━━ Passage retenu ━━

L’intervention brutale des forces de sécurité marocaines contre une population civile désarmée, le 8 novembre dernier, est venue rappeler à tout le monde une tragique réalité que les différentes opérations de lifting social annoncées à grands coups de pub et destinées théoriquement à la population sédentaire du Sahara occidental n’arrivent guère à dissimuler : l’exploitation systématique et intensive des ressources naturelles de ce pays a atteint un tel niveau d’exacerbation qu’il est devenu impossible aux « oligarchies » régnantes de freiner la tendance fasciste du pouvoir investie du rôle de veiller sur les gros intérêts, lorsque le peuple sahraoui hausse le ton.
La violence inouïe qui a accompagné le démantèlement du camp de Gdeim Izik par les militaires marocains discrédite totalement la thèse officielle brandie par Rabat et soutenue par des publications du genre Jeune Afrique, limitant toute forme de contestation sahraouie aux revendications sociales ou, comme c’est le cas aujourd’hui, présentant ces révoltes comme une manipulation du Polisario. Le directeur du quotidien Le Matin du Sahara et du Maghreb, une publication très proche du Palais, ne déroge nullement à la règle et accuse les indépendantistes d’avoir jeté de l’huile sur le feu. «L’objectif du Polisario était de bloquer le processus onusien en provoquant des événements tragiques savamment programmés et jouant sur les droits de l’Homme. Mais ce sont les fonctionnaires marocains qui comptent leurs morts. L’une des victimes a été égorgée par des hommes cagoulés », clame t-il, selon la feuille de route qui lui a été tracée, reflétant ainsi le désarroi d’une monarchie en désespoir de cause face à la montée en puissance d’une véritable Intifada sahraouie à l’intérieur des territoires occupés. Le délégué du Front Polisario en Espagne estime, quant à lui, que l’heure est vraiment grave, en appelant la communauté internationale à intervenir en toute urgence afin d’empêcher le Maroc de mener un nettoyage ethnique à Laâyoune. « La ville est occupée par l’armée et la police marocaines », a-t-il déclaré. « Ils vont de maison en maison ; il y a des centaines de détenus, surtout des jeunes. Des dizaines de soldats traversent en moto les rues que l’on ne peut pas traverser en voiture afin de poursuivre les gens », a-t-il rappelé avant d’ajouter : « On a parlé de 19 morts, mais nous ne connaissons pas le chiffre exact, il nous est interdit d’accéder aux hôpitaux et aux fosses communes. L’intervention du Maroc signifie une rupture du cessez-le-feu de 1991. Nous n’avons jamais été aussi proches de la guerre depuis cette date. » Le représentant du Front Polisario en France abonde dans le même sens. «L’envergure de la riposte des Marocains est à la hauteur de leur déception de voir leur politique de développement économique non couronnée de succès: ils ont perdu la bataille des cœurs», estime-t-il.
Une militante des droits de l’Homme sahraouie raconte ce qui s’est passé le 8 novembre, jour de l’ouverture sous l’égide des Nations unies, de la troisième réunion informelle entre le Polisario et le Maroc : « Les gens ont peur. Il y a eu beaucoup d’arrestations dans les maisons, et des colons marocains se sont livrés à des violences avec l’appui de la police», affirme-t-elle à des journalistes occidentaux. Le bilan toujours provisoire – dans la mesure où le harcèlement des Sahraouis se poursuit – fait état de 19 morts, d’environ 1000 blessés et de plus de 150 disparus dans un contexte caractérisé par la mise à l’écart de tous les témoins potentiels, journalistes, avocats, militants des droits de l’Homme et parlementaires.

━━━
━━ Données affichées ━━

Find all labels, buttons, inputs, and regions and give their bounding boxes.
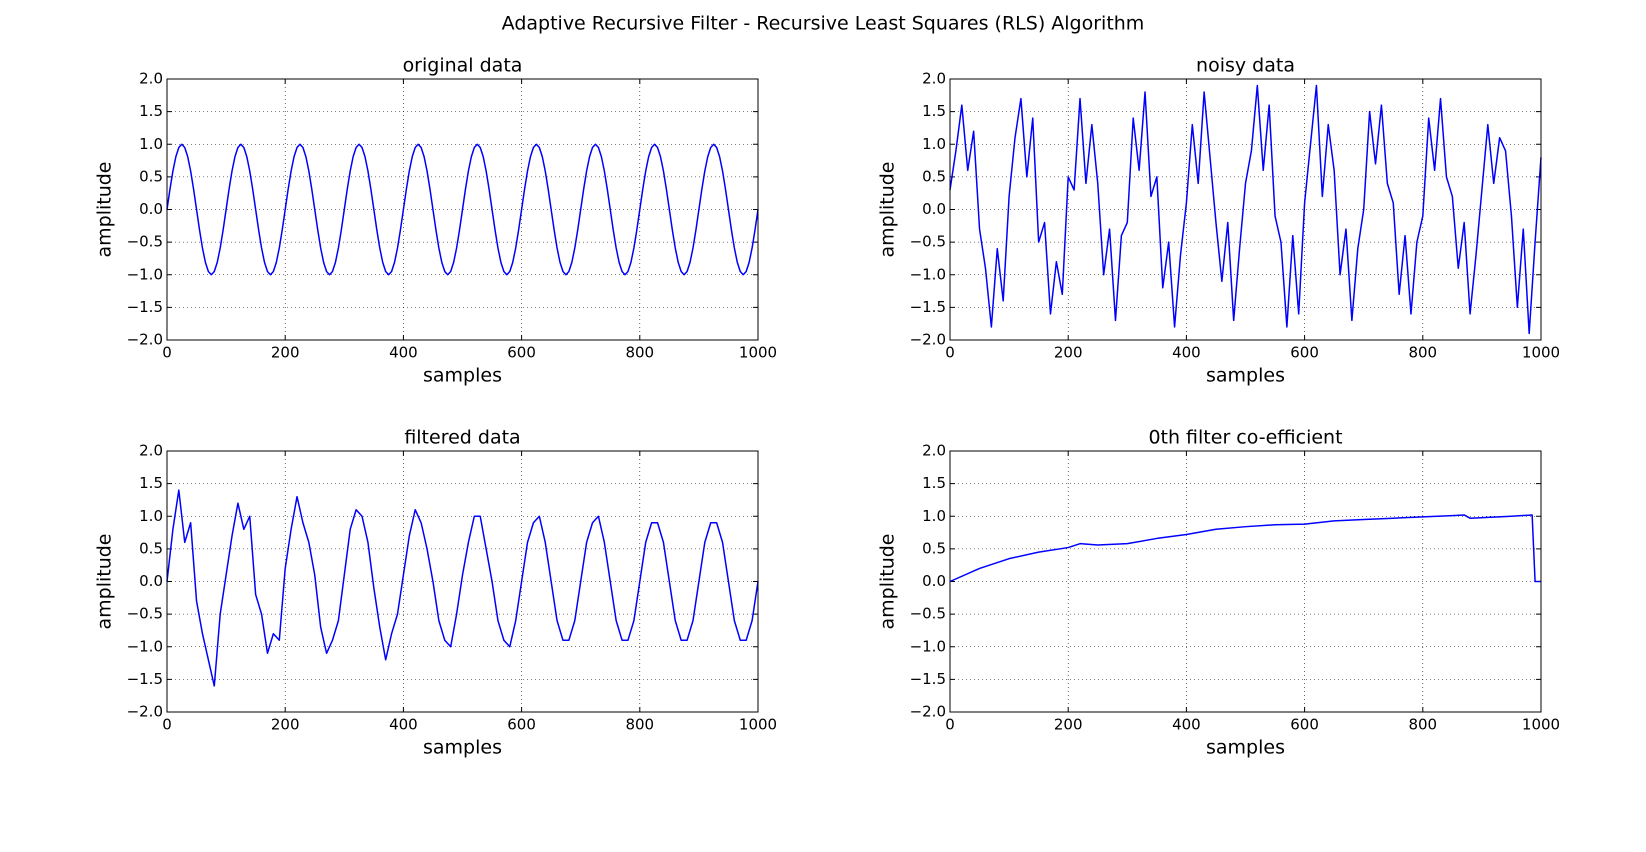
y-tick-label: 0.5 [922, 167, 946, 185]
y-axis-label: amplitude [94, 161, 116, 257]
y-tick-label: 2.0 [922, 70, 946, 88]
y-tick-label: −1.0 [127, 265, 163, 283]
x-tick-label: 0 [162, 344, 172, 362]
y-tick-label: −2.0 [127, 331, 163, 349]
x-tick-label: 200 [271, 716, 300, 734]
y-tick-label: 0.5 [139, 167, 163, 185]
y-axis-label: amplitude [877, 533, 899, 629]
x-tick-label: 600 [1290, 716, 1319, 734]
y-tick-label: 1.0 [139, 135, 163, 153]
subplot-title: noisy data [1196, 55, 1295, 77]
y-tick-label: 0.0 [139, 200, 163, 218]
y-tick-label: 0.5 [139, 539, 163, 557]
x-tick-label: 600 [507, 344, 536, 362]
y-tick-label: 2.0 [139, 442, 163, 460]
y-tick-label: −1.0 [910, 637, 946, 655]
y-tick-label: −1.5 [127, 298, 163, 316]
x-tick-label: 1000 [739, 716, 777, 734]
x-tick-label: 600 [1290, 344, 1319, 362]
plot-frame [949, 450, 1542, 713]
x-axis-label: samples [423, 737, 502, 759]
subplot-title: original data [403, 55, 523, 77]
x-tick-label: 0 [162, 716, 172, 734]
y-tick-label: −1.0 [127, 637, 163, 655]
y-axis-label: amplitude [877, 161, 899, 257]
y-axis-label: amplitude [94, 533, 116, 629]
data-line [949, 514, 1541, 583]
x-tick-label: 800 [625, 716, 654, 734]
plot-frame [949, 78, 1542, 341]
y-tick-label: 1.5 [139, 102, 163, 120]
subplot-title: filtered data [404, 427, 520, 449]
x-tick-label: 800 [625, 344, 654, 362]
y-tick-label: 1.5 [139, 474, 163, 492]
y-tick-label: −0.5 [910, 233, 946, 251]
y-tick-label: 1.0 [139, 507, 163, 525]
x-tick-label: 1000 [739, 344, 777, 362]
y-tick-label: −0.5 [127, 605, 163, 623]
y-tick-label: 1.0 [922, 507, 946, 525]
data-line [166, 489, 759, 687]
x-tick-label: 800 [1408, 716, 1437, 734]
y-tick-label: −1.0 [910, 265, 946, 283]
y-tick-label: 1.5 [922, 102, 946, 120]
x-axis-label: samples [423, 365, 502, 387]
data-line [949, 84, 1542, 335]
data-line [166, 143, 759, 276]
x-tick-label: 600 [507, 716, 536, 734]
y-tick-label: 0.0 [139, 572, 163, 590]
y-tick-label: 1.5 [922, 474, 946, 492]
subplot-title: 0th filter co-efficient [1148, 427, 1342, 449]
x-tick-label: 200 [1054, 716, 1083, 734]
x-tick-label: 400 [389, 716, 418, 734]
x-tick-label: 0 [945, 716, 955, 734]
x-tick-label: 800 [1408, 344, 1437, 362]
y-tick-label: −2.0 [910, 703, 946, 721]
x-tick-label: 400 [389, 344, 418, 362]
y-tick-label: 2.0 [139, 70, 163, 88]
y-tick-label: −2.0 [910, 331, 946, 349]
y-tick-label: 0.0 [922, 200, 946, 218]
x-tick-label: 200 [1054, 344, 1083, 362]
y-tick-label: 0.5 [922, 539, 946, 557]
x-tick-label: 400 [1172, 716, 1201, 734]
figure-title: Adaptive Recursive Filter - Recursive Le… [502, 13, 1145, 35]
y-tick-label: 2.0 [922, 442, 946, 460]
x-tick-label: 200 [271, 344, 300, 362]
y-tick-label: −0.5 [127, 233, 163, 251]
y-tick-label: 0.0 [922, 572, 946, 590]
y-tick-label: −2.0 [127, 703, 163, 721]
x-tick-label: 1000 [1522, 344, 1560, 362]
plot-frame [166, 78, 759, 341]
y-tick-label: 1.0 [922, 135, 946, 153]
plot-frame [166, 450, 759, 713]
x-tick-label: 400 [1172, 344, 1201, 362]
y-tick-label: −0.5 [910, 605, 946, 623]
y-tick-label: −1.5 [910, 298, 946, 316]
y-tick-label: −1.5 [910, 670, 946, 688]
x-tick-label: 1000 [1522, 716, 1560, 734]
y-tick-label: −1.5 [127, 670, 163, 688]
x-tick-label: 0 [945, 344, 955, 362]
x-axis-label: samples [1206, 737, 1285, 759]
x-axis-label: samples [1206, 365, 1285, 387]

━━━

#### [Travail à faire]
Rédigez la suite de l'article sur le démantèlement du camp de Gdeim Izik, en reprenant immédiatement après sa dernière phrase.

#### [Réponse attendue]
Les Sahraouis, victimes d’une extermination à huis clos
Le président sahraoui lance un appel pressant au Conseil de sécurité de l’ONU, l’exhortant à créer au sein de la Minurso une police pour protéger la population civile. Invité par le quotidien en langue arabe Echorouk, il a exprimé d’abord son grand regret de constater que la présence de la Minurso à Laâyoune n’a pas suffisamment protégé les Sahraouis. Mohamed Abdellaziz sait de quoi il parle lorsqu’il affirme que les Sahraouis sont « victimes d’une opération d’extermination à huis clos ». Tout en déclarant sans détour que l’avenir reste ouvert sur toutes les éventualités y compris la reprise de la lutte armée, il s’est longuement interrogé sur le silence des différentes parties en mesure d’influer sur le cours des évènements : «Où est la conscience arabe ? Où est la conscience maghrébine ? Où est la conscience du monde musulman ? Où est la conscience de la communauté internationale ?» La cause défendue par la majorité écrasante du peuple sahraoui bénéficie du soutien et de la solidarité de nombreux peuples de la planète, en Europe, en Asie, en Amérique du Nord, en Amérique Latine et en Afrique.
Des personnalités marquantes, des intellectuels de renommée mondiale, des artistes et des universitaires, des femmes et des hommes libres de tous les continents et de toutes les cultures n’ont pas hésité à se ranger du côté du droit des Sahraouis à décider de leur avenir, librement et sans aucune contrainte. Les propos de Mohamed Abdellaziz ne nient pas cette réalité, mais le cours grave pris par les évènements lui impose d’alerter particulièrement les puissances occidentales afin qu’elles pèsent de tout leur poids dans l’application du droit international. Un droit que les gros intérêts économiques et financiers ne devront plus désormais marginaliser, si l’on observe méticuleusement l’attitude américaine, par exemple.
Le 10 novembre dernier, alors que la réunion de Manhasset se terminait comme elle avait débuté, c’est-à-dire sans aucune avancée notable, Janet A. Sanderson, sous-secrétaire adjointe chargée des Affaires du Maghreb et du Golfe, recevait la délégation sahraouie et demandait à avoir tous les éléments sur la situation à Laâyoune, après la brutale intervention des soldats marocains. A ce niveau de la responsabilité, le pragmatisme est de rigueur et il est sûr que l’audience accordée aux Sahraouis par l’ancienne ambassadrice US à Alger va déboucher sur d’importantes décisions.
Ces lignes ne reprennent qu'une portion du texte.